Record extracts »
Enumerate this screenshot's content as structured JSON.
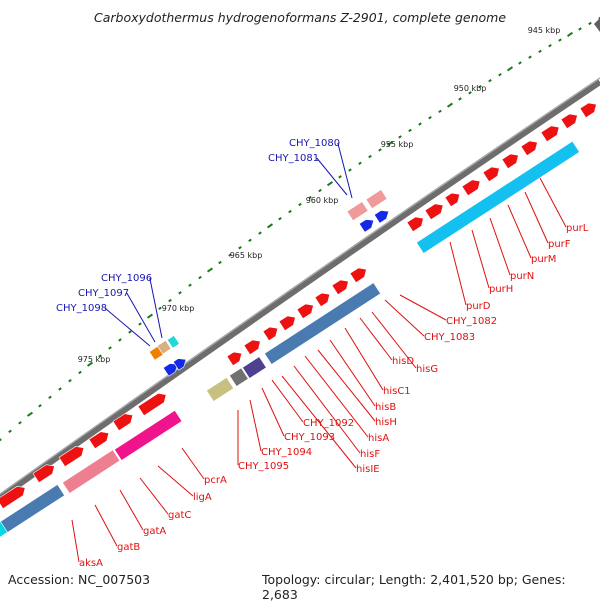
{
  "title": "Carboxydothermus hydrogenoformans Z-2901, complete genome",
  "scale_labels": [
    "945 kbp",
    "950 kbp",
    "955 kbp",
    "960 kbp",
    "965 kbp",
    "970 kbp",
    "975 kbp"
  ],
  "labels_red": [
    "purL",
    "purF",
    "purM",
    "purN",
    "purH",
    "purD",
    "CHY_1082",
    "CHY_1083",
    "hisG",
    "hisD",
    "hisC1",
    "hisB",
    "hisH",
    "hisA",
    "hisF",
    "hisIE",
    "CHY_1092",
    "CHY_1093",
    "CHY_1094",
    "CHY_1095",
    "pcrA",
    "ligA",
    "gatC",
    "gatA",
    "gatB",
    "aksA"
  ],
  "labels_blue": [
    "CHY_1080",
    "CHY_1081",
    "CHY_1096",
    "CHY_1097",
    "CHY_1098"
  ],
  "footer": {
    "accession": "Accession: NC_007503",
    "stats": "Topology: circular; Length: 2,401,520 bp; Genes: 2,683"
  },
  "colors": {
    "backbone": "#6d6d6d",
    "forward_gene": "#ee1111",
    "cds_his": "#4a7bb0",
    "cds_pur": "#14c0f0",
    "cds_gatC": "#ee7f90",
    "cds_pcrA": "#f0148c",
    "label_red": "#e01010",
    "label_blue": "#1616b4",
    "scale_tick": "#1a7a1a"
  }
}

==

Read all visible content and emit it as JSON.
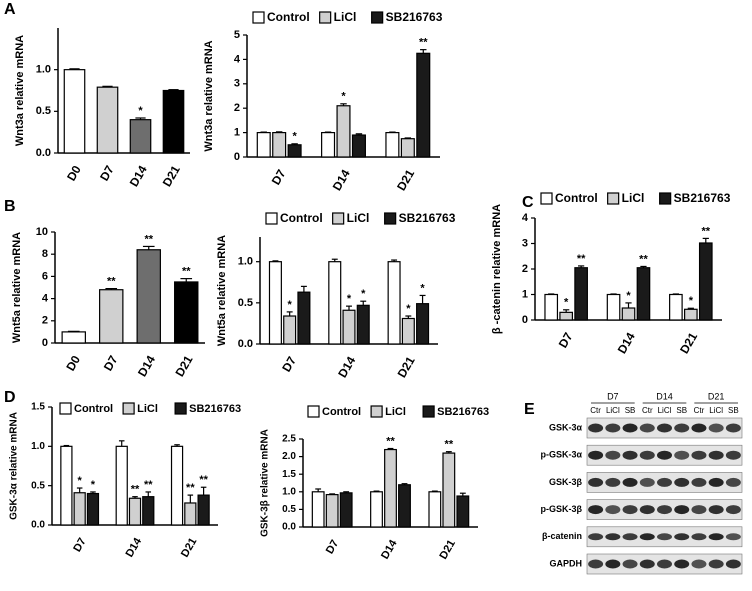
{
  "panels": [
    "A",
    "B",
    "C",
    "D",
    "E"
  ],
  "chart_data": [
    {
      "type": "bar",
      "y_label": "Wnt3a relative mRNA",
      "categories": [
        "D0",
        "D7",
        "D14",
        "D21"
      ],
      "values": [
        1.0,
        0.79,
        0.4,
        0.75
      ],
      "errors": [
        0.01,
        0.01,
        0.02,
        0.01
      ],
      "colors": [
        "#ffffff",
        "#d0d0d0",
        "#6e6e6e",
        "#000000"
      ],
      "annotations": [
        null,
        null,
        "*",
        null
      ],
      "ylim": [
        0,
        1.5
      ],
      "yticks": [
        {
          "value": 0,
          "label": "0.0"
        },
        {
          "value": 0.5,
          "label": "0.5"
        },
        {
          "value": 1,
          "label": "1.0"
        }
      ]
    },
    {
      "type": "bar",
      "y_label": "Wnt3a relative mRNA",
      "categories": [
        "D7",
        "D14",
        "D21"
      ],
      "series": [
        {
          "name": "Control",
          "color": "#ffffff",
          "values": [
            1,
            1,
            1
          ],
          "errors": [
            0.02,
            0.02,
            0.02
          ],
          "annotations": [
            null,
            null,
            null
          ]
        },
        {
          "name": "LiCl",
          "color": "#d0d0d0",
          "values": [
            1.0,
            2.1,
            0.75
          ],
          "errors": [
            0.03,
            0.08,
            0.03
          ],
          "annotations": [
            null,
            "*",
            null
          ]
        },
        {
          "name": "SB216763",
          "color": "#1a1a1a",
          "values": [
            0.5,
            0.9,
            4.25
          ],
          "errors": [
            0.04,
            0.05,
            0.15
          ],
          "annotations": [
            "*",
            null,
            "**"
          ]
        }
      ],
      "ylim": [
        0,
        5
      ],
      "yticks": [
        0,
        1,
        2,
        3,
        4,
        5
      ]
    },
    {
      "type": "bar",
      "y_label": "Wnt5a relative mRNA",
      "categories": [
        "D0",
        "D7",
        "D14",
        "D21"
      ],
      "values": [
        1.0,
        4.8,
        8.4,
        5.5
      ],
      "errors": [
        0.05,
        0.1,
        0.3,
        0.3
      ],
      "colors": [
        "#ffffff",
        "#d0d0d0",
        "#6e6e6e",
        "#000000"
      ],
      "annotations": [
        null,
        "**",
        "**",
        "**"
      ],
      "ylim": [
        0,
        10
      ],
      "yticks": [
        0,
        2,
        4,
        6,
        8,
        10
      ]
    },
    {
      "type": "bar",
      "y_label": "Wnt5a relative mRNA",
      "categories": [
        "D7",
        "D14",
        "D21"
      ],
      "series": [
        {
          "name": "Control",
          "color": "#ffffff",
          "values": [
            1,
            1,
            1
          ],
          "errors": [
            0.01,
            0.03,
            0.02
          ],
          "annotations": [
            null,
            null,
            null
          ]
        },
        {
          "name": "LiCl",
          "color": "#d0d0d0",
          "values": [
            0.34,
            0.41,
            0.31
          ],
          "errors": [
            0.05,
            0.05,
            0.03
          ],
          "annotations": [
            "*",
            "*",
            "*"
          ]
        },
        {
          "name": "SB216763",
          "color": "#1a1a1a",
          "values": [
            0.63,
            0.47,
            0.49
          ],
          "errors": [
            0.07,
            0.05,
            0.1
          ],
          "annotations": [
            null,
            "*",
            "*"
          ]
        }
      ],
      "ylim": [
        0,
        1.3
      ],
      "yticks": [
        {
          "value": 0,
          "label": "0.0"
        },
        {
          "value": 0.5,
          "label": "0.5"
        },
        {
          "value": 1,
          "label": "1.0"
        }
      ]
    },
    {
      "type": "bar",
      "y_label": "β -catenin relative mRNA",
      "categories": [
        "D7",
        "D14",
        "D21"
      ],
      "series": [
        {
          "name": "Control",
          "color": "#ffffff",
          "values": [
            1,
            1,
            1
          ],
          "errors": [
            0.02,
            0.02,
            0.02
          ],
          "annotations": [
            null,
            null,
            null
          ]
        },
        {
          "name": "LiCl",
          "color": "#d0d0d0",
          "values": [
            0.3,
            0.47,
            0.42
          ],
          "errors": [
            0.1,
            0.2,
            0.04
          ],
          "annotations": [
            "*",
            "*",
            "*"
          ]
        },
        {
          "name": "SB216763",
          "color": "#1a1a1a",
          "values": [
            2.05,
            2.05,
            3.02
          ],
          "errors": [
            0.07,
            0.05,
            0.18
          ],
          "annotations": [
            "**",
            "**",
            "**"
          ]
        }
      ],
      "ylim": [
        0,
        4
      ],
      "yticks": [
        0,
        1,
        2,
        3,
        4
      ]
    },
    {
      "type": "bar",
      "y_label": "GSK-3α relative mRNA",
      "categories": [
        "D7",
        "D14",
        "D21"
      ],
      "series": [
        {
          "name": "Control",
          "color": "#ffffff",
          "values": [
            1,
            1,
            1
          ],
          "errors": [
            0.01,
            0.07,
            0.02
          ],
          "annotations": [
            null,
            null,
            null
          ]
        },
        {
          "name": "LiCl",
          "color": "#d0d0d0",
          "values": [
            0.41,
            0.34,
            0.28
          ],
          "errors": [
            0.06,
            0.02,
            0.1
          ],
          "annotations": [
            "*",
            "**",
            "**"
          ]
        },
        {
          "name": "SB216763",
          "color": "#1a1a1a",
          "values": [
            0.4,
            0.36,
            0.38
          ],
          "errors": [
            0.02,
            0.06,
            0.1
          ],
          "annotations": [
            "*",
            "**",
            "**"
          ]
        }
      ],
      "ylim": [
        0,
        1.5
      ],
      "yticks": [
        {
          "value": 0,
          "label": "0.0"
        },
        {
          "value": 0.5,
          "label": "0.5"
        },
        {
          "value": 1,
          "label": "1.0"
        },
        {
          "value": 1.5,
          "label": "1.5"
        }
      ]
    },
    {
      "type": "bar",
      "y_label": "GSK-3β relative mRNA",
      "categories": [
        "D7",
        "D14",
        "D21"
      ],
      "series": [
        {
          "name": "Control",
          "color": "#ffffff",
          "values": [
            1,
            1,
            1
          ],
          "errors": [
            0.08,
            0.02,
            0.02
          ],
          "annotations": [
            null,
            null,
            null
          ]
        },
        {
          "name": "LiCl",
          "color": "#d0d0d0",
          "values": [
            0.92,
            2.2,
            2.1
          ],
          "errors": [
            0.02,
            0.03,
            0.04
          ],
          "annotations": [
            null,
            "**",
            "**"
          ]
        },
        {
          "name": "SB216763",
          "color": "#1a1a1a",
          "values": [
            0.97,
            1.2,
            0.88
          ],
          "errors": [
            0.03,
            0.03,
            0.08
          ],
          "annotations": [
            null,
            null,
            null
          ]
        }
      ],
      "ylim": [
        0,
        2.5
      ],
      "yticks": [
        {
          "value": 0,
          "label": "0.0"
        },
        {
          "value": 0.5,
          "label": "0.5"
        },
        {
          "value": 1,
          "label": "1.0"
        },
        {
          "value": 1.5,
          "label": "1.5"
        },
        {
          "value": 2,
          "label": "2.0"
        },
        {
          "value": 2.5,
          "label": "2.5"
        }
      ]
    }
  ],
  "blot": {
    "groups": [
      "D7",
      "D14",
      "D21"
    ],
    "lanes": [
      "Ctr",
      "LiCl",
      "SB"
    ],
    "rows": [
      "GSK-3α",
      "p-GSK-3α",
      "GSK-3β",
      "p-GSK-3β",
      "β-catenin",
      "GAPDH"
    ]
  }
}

---

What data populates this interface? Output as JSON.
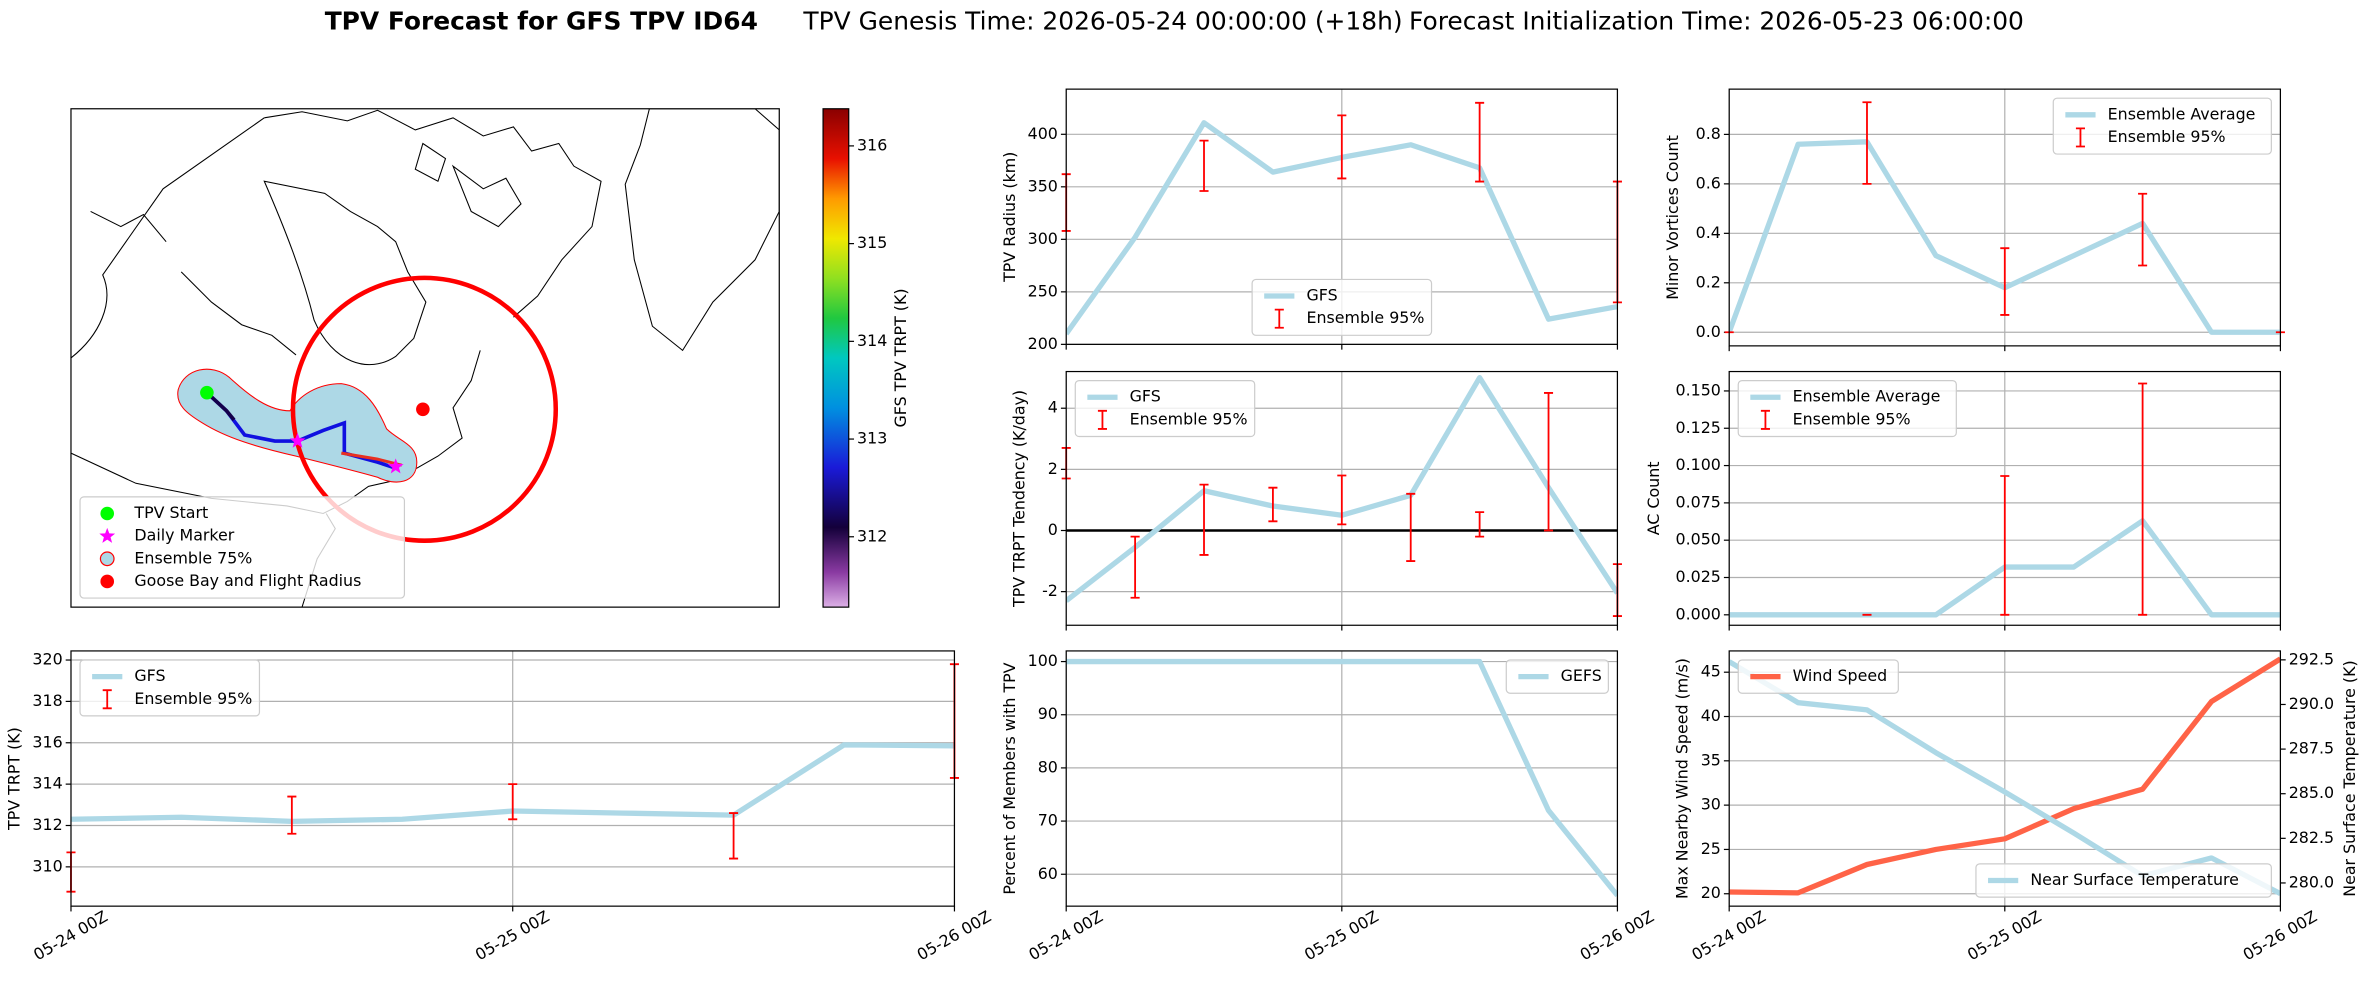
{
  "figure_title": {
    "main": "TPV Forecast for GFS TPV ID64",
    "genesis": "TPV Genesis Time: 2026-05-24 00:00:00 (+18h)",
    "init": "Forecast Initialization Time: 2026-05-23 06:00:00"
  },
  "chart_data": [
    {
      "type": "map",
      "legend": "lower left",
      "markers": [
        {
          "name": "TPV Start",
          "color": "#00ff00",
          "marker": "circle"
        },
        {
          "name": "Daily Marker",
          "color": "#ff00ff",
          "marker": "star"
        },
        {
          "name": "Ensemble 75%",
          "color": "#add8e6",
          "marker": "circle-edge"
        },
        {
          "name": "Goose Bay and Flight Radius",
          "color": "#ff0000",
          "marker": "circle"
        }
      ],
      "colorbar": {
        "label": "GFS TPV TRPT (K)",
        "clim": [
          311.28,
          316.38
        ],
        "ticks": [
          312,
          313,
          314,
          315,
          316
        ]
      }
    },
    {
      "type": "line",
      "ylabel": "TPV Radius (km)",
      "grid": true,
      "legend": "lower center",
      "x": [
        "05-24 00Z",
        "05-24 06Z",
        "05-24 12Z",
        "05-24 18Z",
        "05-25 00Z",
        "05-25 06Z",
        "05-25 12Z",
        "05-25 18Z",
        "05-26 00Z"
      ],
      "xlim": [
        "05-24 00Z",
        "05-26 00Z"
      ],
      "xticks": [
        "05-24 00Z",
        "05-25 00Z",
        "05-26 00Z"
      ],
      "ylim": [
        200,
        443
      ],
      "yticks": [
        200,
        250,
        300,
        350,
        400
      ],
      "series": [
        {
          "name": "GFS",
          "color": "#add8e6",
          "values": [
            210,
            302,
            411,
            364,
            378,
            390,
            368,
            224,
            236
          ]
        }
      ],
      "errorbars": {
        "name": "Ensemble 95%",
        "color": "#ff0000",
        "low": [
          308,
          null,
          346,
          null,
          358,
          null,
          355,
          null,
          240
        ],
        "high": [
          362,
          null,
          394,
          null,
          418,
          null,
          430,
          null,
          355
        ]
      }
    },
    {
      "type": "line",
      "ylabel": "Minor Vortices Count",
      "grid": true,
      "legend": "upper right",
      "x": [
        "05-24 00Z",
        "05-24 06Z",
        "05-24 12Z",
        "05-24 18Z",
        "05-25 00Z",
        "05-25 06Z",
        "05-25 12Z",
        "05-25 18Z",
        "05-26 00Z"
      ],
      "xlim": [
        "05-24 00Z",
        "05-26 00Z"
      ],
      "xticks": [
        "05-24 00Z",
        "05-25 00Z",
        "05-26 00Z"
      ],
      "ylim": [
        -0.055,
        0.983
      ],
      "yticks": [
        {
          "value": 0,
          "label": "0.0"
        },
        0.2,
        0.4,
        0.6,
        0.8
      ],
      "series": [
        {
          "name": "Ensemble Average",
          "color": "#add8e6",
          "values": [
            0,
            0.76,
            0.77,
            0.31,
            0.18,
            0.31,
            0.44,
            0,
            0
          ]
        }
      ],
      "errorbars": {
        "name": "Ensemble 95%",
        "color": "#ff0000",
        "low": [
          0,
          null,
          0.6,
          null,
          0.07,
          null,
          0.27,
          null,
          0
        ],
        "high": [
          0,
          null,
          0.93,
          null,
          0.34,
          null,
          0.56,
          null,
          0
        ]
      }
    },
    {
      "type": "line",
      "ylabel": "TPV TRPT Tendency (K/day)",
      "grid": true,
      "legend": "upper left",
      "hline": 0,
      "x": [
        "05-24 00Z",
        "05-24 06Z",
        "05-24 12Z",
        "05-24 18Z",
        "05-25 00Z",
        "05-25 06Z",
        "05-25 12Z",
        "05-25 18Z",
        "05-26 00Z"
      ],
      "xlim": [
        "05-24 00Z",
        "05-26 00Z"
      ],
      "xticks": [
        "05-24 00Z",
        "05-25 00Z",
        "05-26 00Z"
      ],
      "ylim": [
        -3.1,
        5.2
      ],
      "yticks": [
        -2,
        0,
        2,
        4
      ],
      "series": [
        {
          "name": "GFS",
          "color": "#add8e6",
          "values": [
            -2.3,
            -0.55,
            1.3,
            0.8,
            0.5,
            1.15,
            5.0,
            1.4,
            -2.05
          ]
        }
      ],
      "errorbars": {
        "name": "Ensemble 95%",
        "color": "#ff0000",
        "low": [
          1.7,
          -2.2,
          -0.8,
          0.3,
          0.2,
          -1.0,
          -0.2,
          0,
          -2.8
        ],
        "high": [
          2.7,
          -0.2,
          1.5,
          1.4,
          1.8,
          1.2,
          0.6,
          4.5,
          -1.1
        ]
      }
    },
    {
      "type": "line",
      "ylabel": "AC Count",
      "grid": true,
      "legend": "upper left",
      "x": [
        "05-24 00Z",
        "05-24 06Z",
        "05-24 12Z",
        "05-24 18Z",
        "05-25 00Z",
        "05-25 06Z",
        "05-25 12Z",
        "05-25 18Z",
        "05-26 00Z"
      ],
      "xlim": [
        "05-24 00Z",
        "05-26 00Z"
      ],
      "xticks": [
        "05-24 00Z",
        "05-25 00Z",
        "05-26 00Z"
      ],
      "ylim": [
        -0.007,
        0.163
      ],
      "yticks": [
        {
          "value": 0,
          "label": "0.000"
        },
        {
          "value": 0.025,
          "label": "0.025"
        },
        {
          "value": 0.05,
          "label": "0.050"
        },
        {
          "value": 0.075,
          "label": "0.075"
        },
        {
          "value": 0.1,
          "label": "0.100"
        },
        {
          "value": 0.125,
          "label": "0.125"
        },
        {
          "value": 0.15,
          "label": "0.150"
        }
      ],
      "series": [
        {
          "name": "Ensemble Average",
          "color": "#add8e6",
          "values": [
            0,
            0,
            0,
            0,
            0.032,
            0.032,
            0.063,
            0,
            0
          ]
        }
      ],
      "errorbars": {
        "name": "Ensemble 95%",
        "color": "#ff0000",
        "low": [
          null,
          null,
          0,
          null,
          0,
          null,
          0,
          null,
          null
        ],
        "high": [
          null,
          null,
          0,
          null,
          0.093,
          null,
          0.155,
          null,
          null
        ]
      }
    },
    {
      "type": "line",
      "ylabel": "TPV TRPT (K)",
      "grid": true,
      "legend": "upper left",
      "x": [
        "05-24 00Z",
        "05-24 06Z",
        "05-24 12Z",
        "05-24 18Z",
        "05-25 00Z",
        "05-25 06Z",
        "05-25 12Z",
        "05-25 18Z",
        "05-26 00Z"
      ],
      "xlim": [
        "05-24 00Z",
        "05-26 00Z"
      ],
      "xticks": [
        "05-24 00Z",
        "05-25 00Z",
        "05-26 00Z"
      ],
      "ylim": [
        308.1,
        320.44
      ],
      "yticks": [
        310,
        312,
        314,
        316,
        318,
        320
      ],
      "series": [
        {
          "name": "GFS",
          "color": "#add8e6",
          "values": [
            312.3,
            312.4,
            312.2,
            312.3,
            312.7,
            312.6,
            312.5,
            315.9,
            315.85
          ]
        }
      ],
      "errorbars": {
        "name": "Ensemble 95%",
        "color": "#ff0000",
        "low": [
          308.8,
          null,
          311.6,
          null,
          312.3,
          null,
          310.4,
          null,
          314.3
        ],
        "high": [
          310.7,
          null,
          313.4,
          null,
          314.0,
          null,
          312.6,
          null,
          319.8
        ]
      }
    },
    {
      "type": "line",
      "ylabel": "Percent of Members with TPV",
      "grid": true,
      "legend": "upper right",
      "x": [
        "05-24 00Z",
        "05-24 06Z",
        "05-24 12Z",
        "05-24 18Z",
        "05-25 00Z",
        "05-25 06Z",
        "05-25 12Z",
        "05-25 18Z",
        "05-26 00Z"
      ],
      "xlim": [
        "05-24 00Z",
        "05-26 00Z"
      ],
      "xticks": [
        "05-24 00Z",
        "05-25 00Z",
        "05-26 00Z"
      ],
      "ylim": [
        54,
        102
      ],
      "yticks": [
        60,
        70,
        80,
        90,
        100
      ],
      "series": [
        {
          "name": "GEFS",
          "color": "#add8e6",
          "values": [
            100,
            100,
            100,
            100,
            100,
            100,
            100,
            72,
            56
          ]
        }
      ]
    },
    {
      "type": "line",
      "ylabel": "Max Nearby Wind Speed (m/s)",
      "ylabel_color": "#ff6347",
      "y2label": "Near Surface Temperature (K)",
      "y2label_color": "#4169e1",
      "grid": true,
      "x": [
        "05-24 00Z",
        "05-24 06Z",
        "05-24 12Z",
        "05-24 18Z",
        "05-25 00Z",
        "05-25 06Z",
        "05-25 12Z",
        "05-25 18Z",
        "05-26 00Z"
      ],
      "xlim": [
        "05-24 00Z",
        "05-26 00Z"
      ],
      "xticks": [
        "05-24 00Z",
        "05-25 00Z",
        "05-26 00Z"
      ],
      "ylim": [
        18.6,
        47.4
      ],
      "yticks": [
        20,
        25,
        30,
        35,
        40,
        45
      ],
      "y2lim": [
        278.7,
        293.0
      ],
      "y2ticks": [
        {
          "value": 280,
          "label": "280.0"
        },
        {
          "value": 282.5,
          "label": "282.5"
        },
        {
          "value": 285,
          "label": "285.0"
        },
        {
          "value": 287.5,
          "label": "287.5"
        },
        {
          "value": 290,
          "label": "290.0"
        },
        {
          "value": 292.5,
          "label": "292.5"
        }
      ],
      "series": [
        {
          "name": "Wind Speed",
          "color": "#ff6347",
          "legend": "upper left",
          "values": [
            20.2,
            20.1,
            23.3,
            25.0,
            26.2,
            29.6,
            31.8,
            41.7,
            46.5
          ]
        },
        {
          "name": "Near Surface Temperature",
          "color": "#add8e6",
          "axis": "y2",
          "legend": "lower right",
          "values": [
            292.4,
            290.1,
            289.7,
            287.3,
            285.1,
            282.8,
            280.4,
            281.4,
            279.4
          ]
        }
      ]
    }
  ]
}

Assignment » Copy, from the lines above, each one that holds "relative".

Solved problem »
      "y_label": "Wnt3a relative mRNA",
      "y_label": "Wnt3a relative mRNA",
      "y_label": "Wnt5a relative mRNA",
      "y_label": "Wnt5a relative mRNA",
      "y_label": "β -catenin relative mRNA",
      "y_label": "GSK-3α relative mRNA",
      "y_label": "GSK-3β relative mRNA",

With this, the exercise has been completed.